EXERCISE DESCRIPTION: Output the material exactly, but drop every image it holds.

Extracted records:
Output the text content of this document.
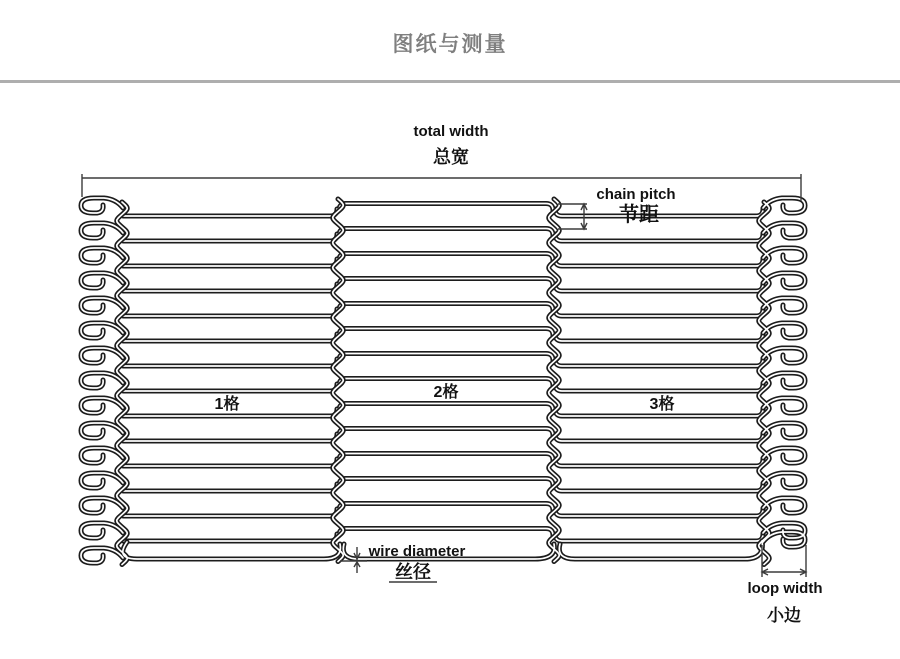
图纸与测量
total width
总宽
chain pitch
节距
1格
2格
3格
wire diameter
丝径
loop width
小边
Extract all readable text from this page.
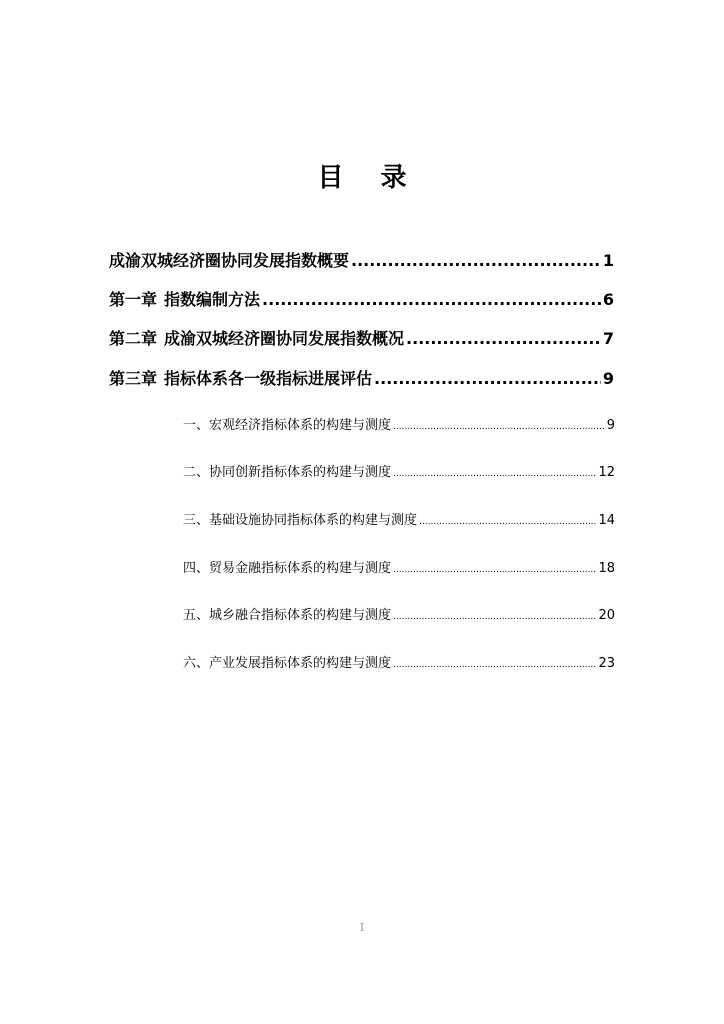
目 录
成渝双城经济圈协同发展指数概要 .....	1
第一章 指数编制方法 .....	6
第二章 成渝双城经济圈协同发展指数概况 .....	7
第三章 指标体系各一级指标进展评估 .....	9
一、 宏观经济指标体系的构建与测度 .....	9
二、 协同创新指标体系的构建与测度 .....	12
三、 基础设施协同指标体系的构建与测度 .....	14
四、 贸易金融指标体系的构建与测度 .....	18
五、 城乡融合指标体系的构建与测度 .....	20
六、 产业发展指标体系的构建与测度 .....	23
I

CORRECT RESULT:
Output the text content of this document.
图纸与测量
total width
总宽
chain pitch
节距
1格
2格
3格
wire diameter
丝径
loop width
小边
Extract all readable text from this page.
目 录
成渝双城经济圈协同发展指数概要 .....	1
第一章 指数编制方法 .....	6
第二章 成渝双城经济圈协同发展指数概况 .....	7
第三章 指标体系各一级指标进展评估 .....	9
一、 宏观经济指标体系的构建与测度 .....	9
二、 协同创新指标体系的构建与测度 .....	12
三、 基础设施协同指标体系的构建与测度 .....	14
四、 贸易金融指标体系的构建与测度 .....	18
五、 城乡融合指标体系的构建与测度 .....	20
六、 产业发展指标体系的构建与测度 .....	23
I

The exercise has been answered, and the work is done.